[EXIGENCES DU PROBLÈME]
Donnez, d'après l'extrait de page, le titre de la pièce montée par Flaminia au moment de sa disparition.

### EXTRAIT DE PAGE

Du labyrinthe antique au jeu de l'oie
Pourquoi proposer un jeu de
l'oie pour illustrer la lecture de Titus Flaminius,
la fontaine aux vestales, le beau livre de Jean-François Nahmias aux éditions du Livre de Poche Jeunesse ?
C'est que ce jeu, par sa forme
en spirale, n'est pas sans rappeler le labyrinthe crétois, construit par
Dédale, où était enfermé le Minotaure. L'un des
fils conducteurs du roman semble bien être, en effet, le labyrinthe. En
témoignent certains chapitres : «Le
début du labyrinthe » et «La fin du labyrinthe» ainsi que le titre de la
pièce montée par Flaminia au moment de
sa disparition : Dédale.
Quant à notre personnage principal, il a quelque parenté avec
Thésée, vainqueur du Minotaure et descendu aux Enfers pour aider
son ami Pirithoüs à enlever Proserpine. Flaminius a lui aussi franchi la limite qui sépare
le monde des morts de celui des vivants en se rendant dans la chambre
souterraine. Dans le dialogue (rêvé) qu'il engage avec la
défunte Minucia, la voix sépulcrale le
compare aux héros mythiques partis aux Enfers pour trouver l'objet de
leur quête, Orphée, Jason, Thésée…
Certains pensent d'ailleurs
que le fameux disque de Phaestos, couvert
d'idéogrammes jamais déchiffrés, symbolise le parcours
initiatique de Thésée et que ses deux faces, de 31 cases chacune,
représentent le labyrinthe conduisant du monde des vivants à
celui des morts et revenant du monde des morts à celui des vivants.

######
### BLOC DE DONNÉES

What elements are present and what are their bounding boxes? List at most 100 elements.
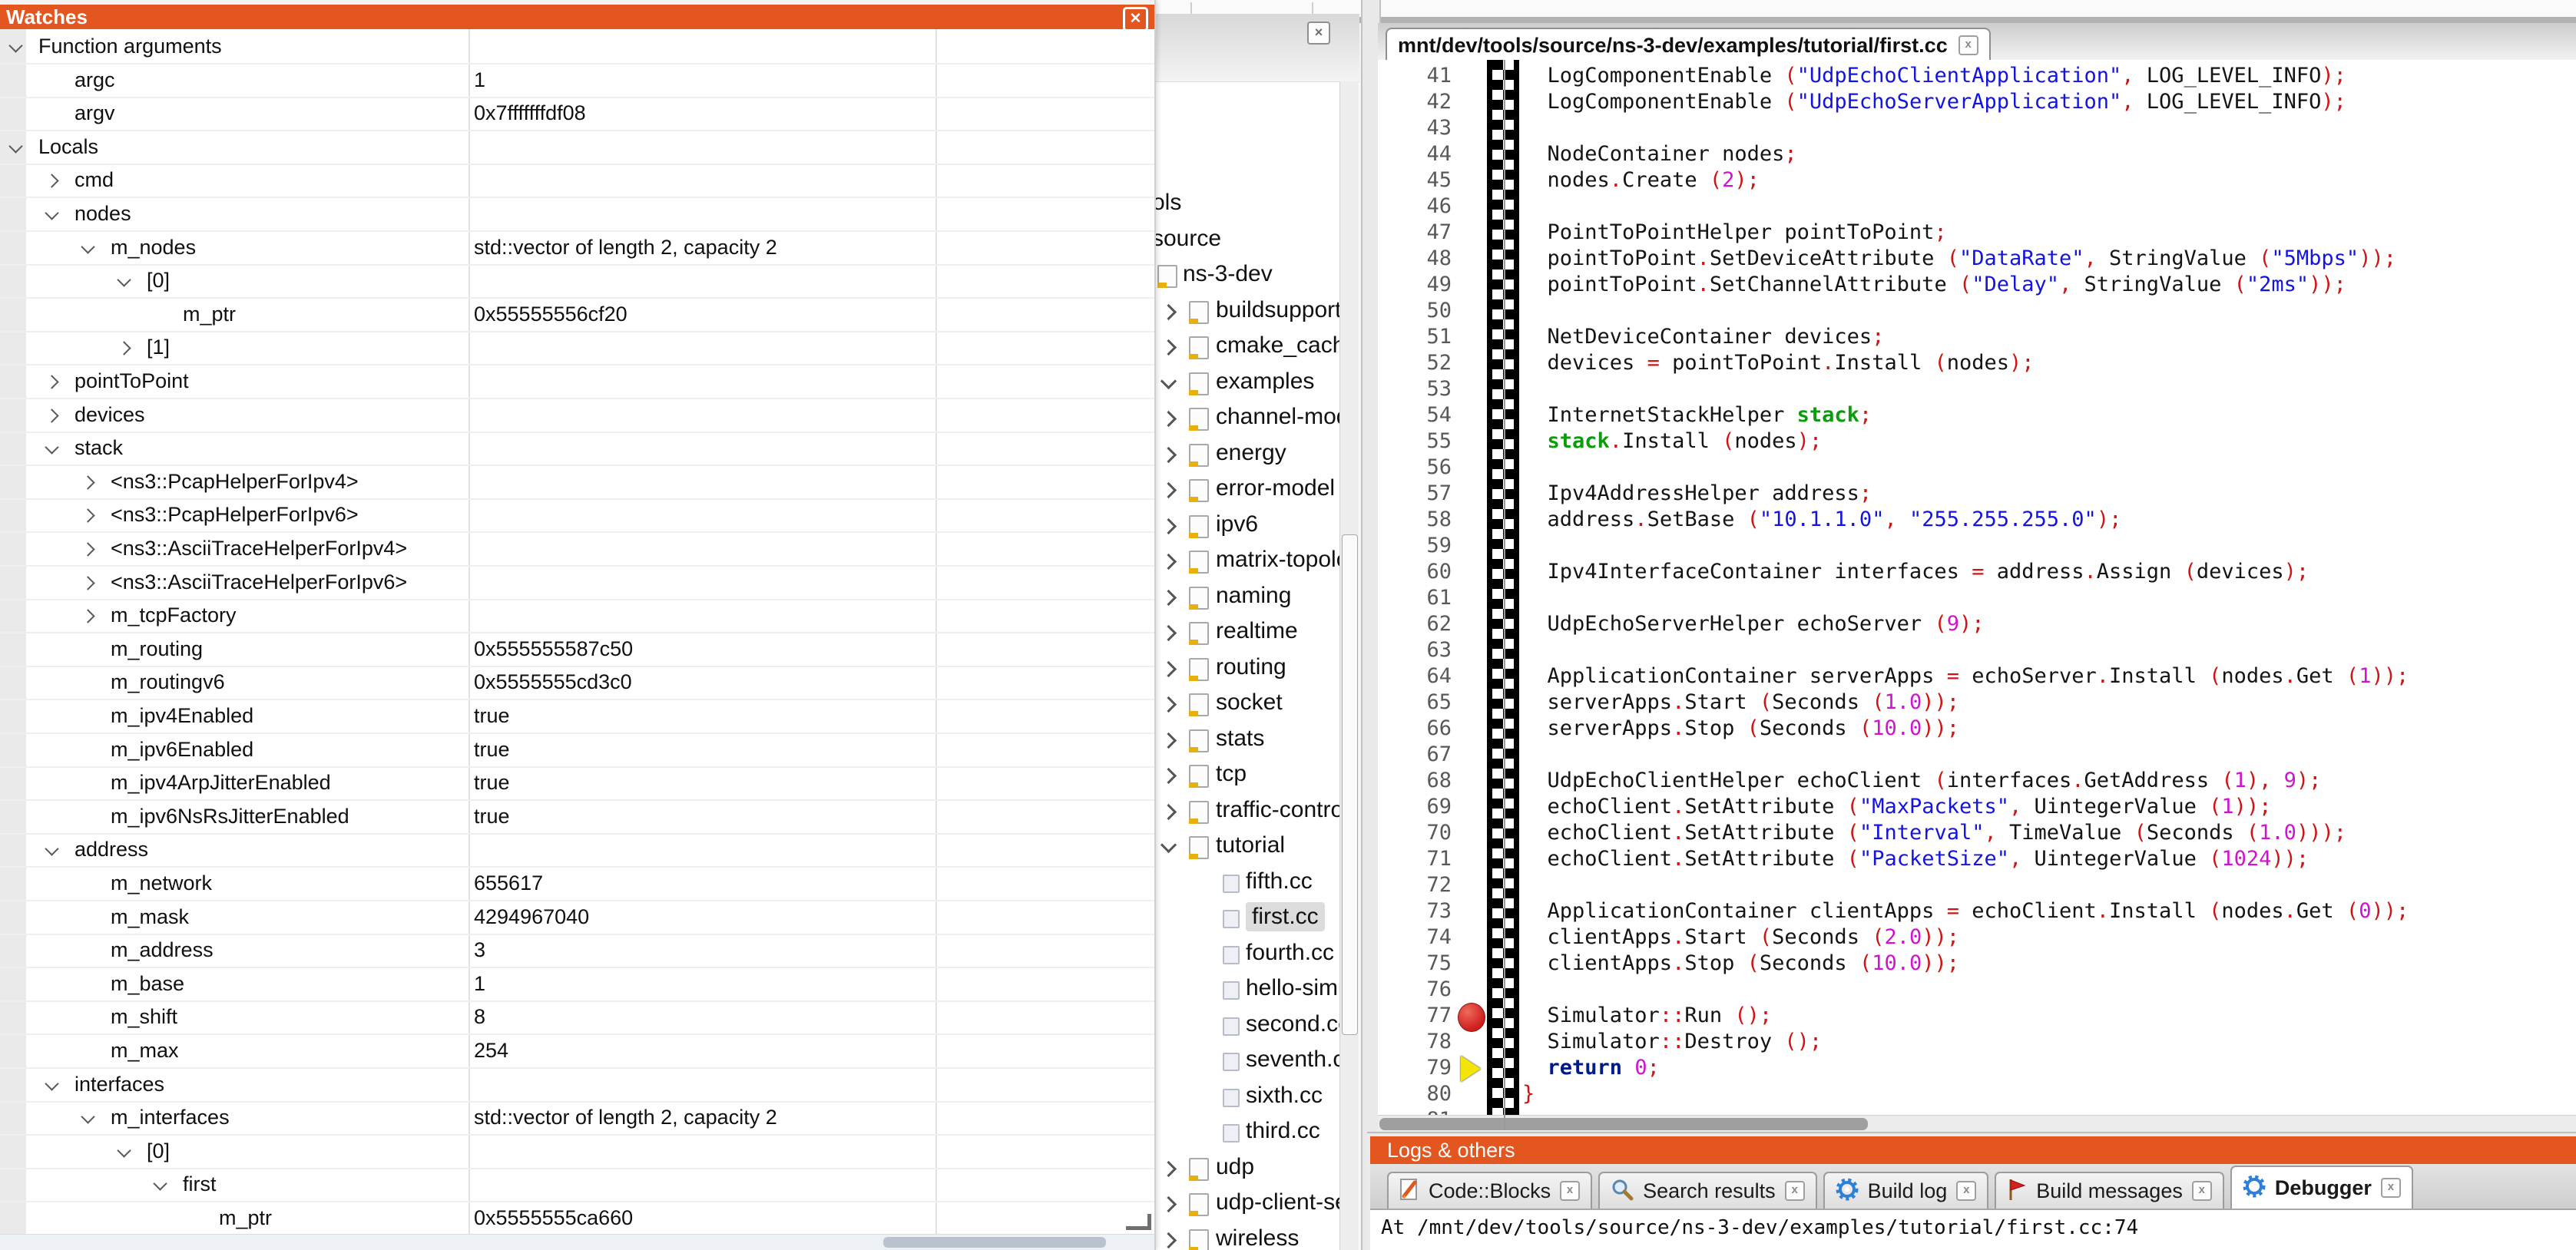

######

[RÉSULTAT ATTENDU]
La pièce s'intitule Dédale.